▸ STATED TASK
Scan the data. Collect each line that contains the word "Çelik".

▸ DATA LISTING
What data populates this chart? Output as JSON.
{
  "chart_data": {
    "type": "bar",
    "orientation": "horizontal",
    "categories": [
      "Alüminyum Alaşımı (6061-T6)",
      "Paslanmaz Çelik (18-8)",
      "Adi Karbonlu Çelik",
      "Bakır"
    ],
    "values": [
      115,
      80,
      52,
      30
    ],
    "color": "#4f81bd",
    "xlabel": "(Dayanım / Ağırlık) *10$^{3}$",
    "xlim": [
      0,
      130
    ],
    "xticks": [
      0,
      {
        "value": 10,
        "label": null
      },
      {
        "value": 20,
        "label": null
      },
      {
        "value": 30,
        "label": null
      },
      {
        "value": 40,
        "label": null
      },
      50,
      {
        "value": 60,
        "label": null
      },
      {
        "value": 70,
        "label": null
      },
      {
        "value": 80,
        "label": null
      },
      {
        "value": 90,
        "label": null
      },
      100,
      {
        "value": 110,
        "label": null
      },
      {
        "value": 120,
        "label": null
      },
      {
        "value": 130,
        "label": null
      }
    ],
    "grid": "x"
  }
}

▸ WRITTEN RESPONSE
      "Paslanmaz Çelik (18-8)",
      "Adi Karbonlu Çelik",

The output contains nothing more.